Stated task:
Wherever the string "autres" appears in the listing, copy that line.

Record excerpts:

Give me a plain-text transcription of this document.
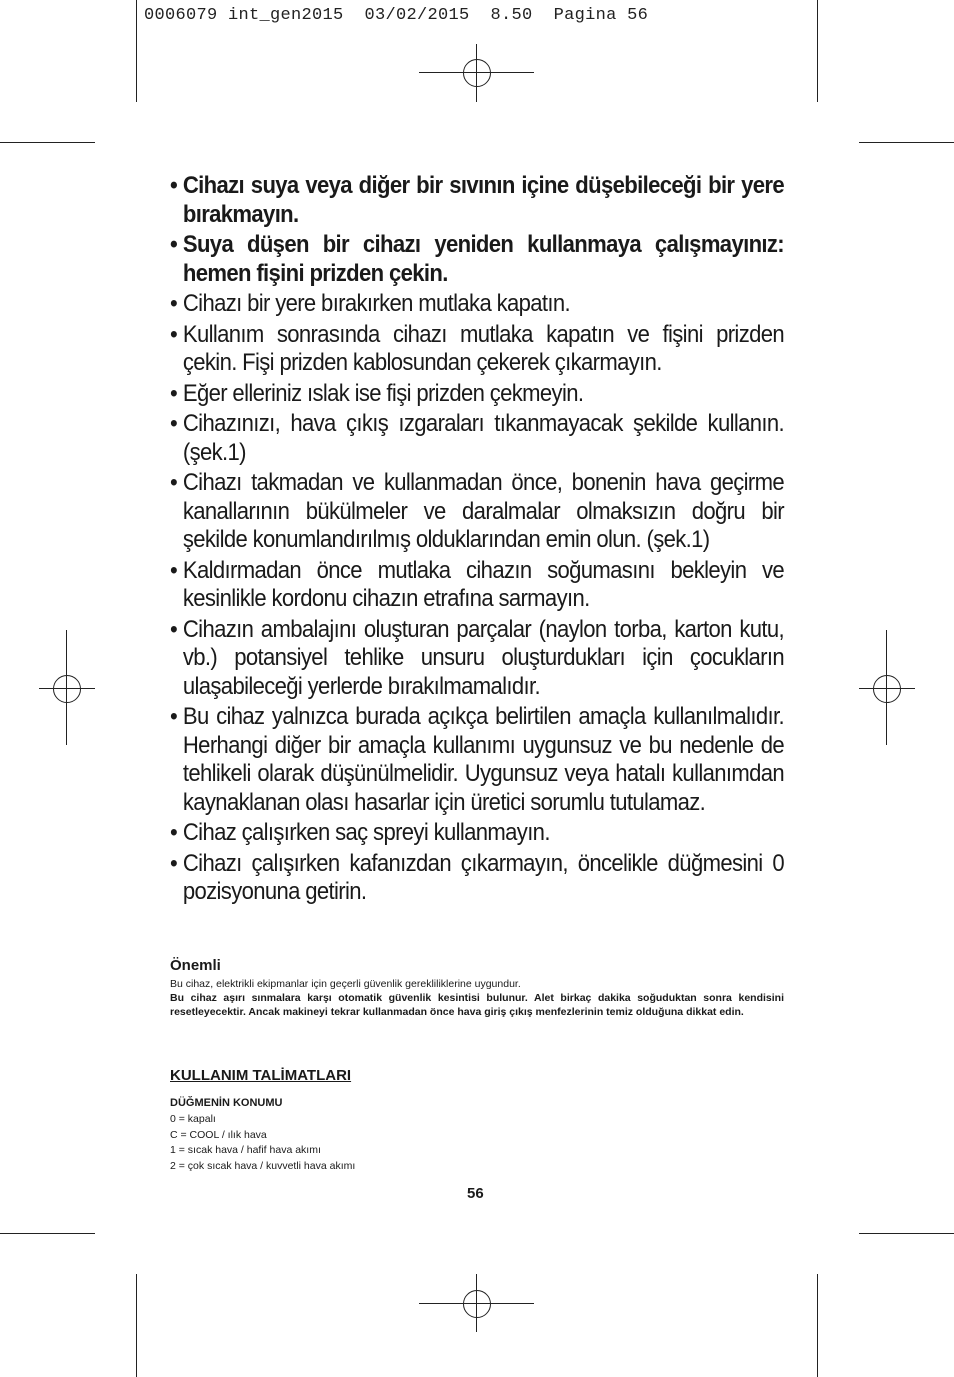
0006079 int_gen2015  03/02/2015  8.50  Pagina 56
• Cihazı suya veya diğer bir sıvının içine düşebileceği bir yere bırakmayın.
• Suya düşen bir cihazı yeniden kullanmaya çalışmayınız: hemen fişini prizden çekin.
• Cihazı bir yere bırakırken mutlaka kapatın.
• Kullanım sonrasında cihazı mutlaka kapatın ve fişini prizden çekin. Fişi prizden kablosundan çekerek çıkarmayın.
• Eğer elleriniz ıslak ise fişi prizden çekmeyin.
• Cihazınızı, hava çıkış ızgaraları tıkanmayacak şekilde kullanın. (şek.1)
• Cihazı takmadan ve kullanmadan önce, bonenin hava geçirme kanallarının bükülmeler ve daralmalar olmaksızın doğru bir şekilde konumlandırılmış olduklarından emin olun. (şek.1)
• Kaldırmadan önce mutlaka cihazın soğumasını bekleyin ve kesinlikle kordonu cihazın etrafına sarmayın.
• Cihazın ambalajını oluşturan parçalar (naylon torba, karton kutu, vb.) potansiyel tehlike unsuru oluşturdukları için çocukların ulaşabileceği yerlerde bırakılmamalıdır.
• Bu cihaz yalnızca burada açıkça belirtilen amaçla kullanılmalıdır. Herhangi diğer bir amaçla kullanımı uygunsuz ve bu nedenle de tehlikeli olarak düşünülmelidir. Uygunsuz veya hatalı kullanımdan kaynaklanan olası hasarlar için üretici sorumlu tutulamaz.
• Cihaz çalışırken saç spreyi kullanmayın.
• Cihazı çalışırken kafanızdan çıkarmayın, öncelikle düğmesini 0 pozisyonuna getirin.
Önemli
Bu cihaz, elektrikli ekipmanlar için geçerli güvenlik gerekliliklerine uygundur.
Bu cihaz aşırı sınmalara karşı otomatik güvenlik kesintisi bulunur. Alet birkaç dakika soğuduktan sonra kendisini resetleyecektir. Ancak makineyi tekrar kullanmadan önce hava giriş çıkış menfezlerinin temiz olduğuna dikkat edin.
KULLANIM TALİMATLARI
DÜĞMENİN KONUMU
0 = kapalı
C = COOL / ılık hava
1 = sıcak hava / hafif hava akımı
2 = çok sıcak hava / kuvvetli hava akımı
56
==
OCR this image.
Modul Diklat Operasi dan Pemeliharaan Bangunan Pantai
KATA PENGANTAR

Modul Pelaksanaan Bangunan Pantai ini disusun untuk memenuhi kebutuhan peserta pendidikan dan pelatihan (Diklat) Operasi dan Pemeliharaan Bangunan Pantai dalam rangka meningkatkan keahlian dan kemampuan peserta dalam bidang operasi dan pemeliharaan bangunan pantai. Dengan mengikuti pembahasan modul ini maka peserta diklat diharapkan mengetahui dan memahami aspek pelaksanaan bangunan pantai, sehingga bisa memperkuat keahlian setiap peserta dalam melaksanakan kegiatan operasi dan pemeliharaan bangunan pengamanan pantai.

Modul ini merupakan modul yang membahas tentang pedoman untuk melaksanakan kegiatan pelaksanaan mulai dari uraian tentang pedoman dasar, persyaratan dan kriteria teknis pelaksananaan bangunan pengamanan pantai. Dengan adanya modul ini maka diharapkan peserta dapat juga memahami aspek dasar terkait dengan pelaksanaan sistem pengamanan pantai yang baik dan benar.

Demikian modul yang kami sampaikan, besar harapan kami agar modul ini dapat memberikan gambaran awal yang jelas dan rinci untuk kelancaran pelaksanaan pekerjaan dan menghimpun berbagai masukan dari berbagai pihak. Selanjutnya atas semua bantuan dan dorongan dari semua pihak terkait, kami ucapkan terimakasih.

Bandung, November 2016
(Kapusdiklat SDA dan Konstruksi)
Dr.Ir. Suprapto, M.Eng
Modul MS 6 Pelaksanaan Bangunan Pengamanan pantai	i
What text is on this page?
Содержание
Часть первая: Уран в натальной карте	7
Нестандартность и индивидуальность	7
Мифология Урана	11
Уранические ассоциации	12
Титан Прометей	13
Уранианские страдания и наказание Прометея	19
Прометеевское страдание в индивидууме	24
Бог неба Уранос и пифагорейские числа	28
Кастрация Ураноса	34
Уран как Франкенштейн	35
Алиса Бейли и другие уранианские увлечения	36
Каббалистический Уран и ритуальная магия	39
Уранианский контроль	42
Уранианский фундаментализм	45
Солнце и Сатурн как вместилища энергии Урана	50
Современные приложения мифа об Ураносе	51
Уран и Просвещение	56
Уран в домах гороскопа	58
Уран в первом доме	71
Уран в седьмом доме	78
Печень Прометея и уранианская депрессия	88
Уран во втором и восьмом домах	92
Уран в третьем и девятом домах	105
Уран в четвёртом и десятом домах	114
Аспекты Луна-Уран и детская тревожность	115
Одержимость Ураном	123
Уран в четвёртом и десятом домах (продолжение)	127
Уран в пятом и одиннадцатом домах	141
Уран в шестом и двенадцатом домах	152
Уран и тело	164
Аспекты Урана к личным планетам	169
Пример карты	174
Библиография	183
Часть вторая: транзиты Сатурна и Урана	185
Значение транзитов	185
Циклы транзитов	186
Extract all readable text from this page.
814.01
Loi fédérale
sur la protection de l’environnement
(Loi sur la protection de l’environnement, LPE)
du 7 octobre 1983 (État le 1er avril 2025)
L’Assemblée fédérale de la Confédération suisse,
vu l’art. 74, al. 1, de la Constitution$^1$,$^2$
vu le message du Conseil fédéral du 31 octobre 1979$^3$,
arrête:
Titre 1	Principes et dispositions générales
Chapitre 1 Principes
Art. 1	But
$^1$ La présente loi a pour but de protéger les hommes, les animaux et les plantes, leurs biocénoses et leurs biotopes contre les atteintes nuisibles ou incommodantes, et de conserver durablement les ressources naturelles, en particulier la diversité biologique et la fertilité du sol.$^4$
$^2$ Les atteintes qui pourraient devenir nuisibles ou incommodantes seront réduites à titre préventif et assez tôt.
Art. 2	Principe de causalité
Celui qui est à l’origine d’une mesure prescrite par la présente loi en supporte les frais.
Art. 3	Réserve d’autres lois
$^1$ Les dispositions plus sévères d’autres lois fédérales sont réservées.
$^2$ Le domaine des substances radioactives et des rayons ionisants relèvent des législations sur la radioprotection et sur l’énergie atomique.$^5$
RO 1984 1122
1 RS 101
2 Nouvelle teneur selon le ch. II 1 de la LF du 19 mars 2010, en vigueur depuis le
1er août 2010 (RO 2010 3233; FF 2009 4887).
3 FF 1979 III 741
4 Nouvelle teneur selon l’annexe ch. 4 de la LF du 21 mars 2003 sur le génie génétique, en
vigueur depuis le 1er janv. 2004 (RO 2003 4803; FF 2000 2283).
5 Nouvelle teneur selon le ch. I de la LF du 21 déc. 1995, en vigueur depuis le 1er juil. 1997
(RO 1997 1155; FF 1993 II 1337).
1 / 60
--
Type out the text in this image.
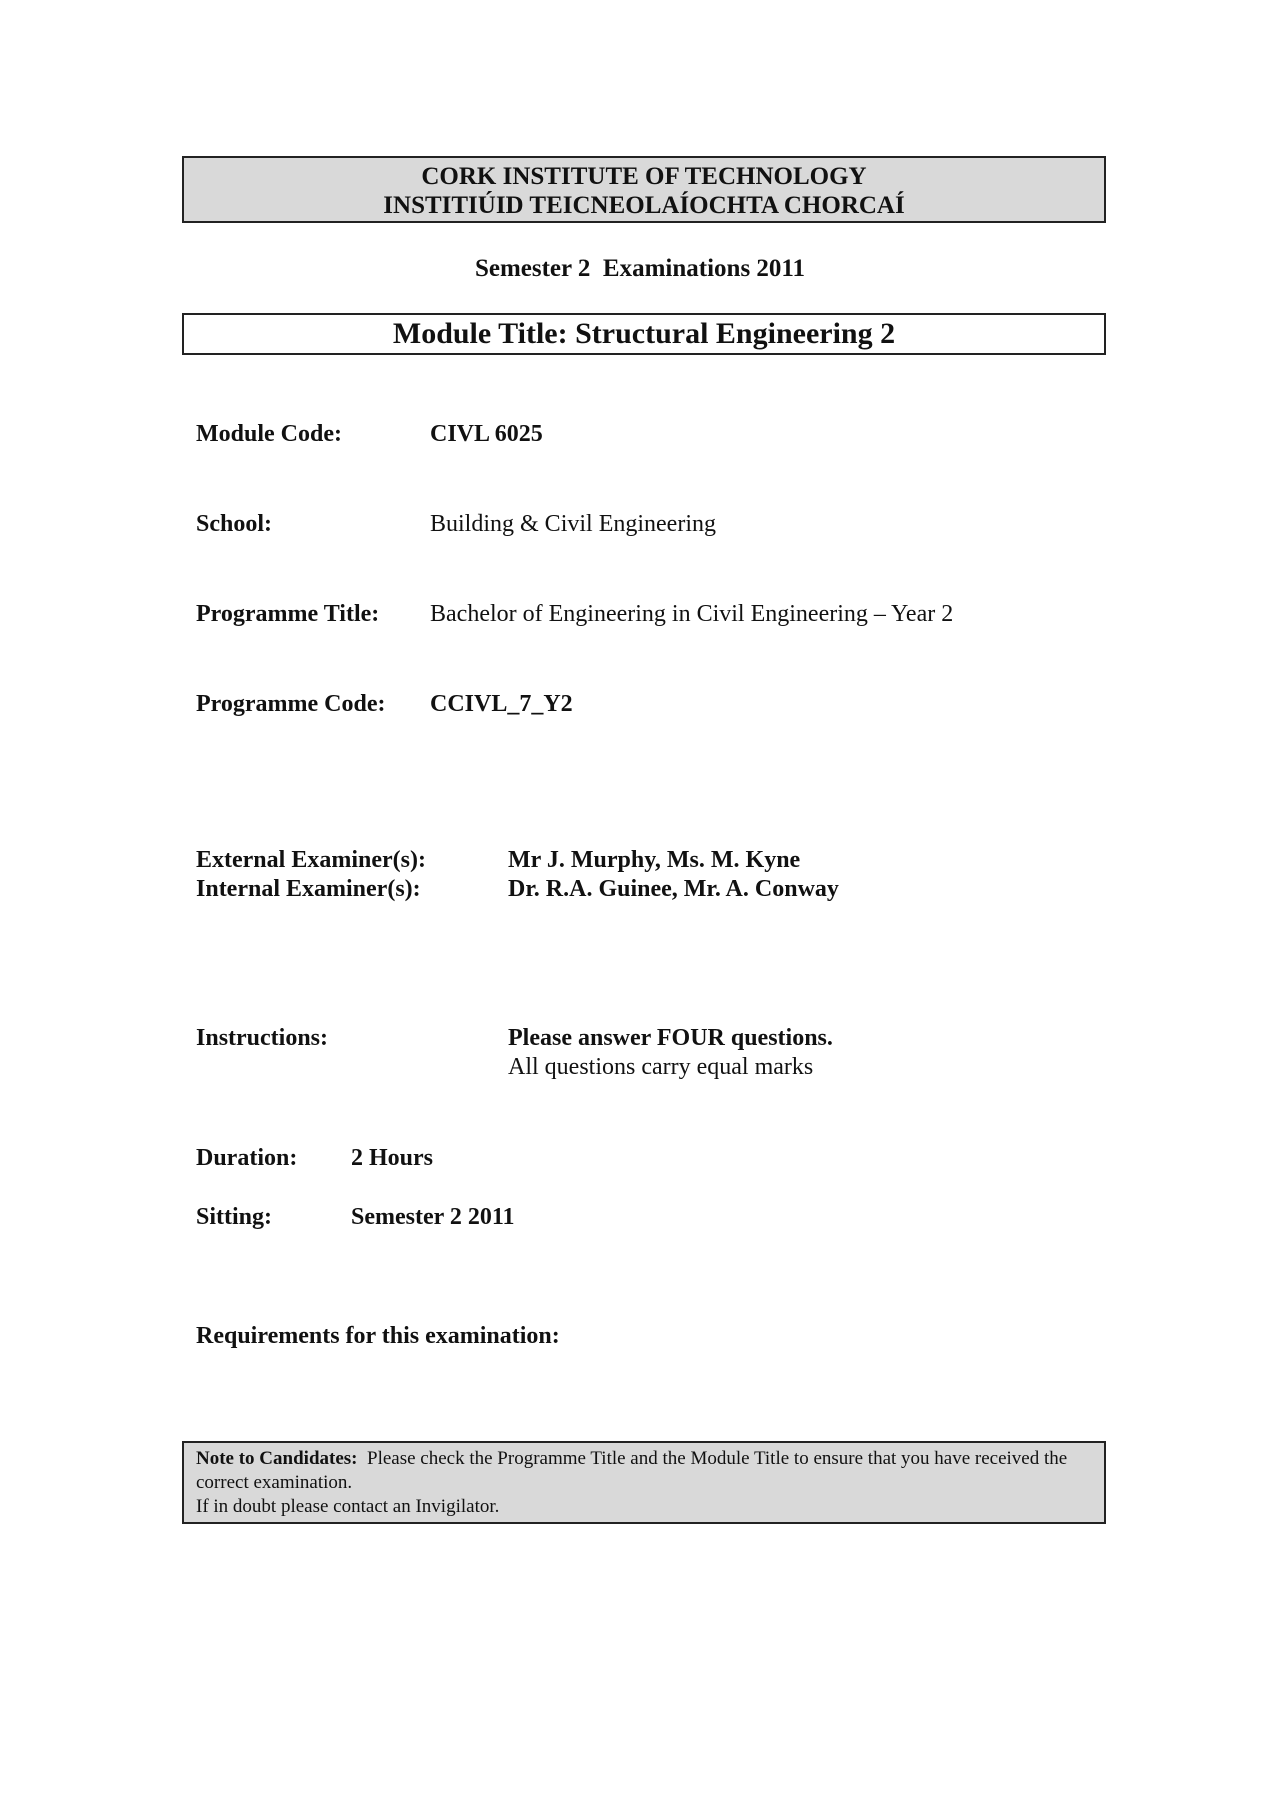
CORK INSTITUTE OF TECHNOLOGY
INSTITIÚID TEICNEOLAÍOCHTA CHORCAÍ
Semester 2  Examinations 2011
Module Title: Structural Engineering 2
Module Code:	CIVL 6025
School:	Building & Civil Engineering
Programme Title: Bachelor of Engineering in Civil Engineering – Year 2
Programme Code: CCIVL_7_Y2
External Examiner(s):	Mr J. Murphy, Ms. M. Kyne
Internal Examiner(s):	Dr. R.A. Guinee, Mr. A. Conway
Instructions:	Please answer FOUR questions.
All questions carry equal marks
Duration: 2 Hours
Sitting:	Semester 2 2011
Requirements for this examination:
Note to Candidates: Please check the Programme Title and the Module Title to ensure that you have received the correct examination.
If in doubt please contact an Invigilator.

Exercise output:
Art. 3	Réserve d’autres lois
$^1$ Les dispositions plus sévères d’autres lois fédérales sont réservées.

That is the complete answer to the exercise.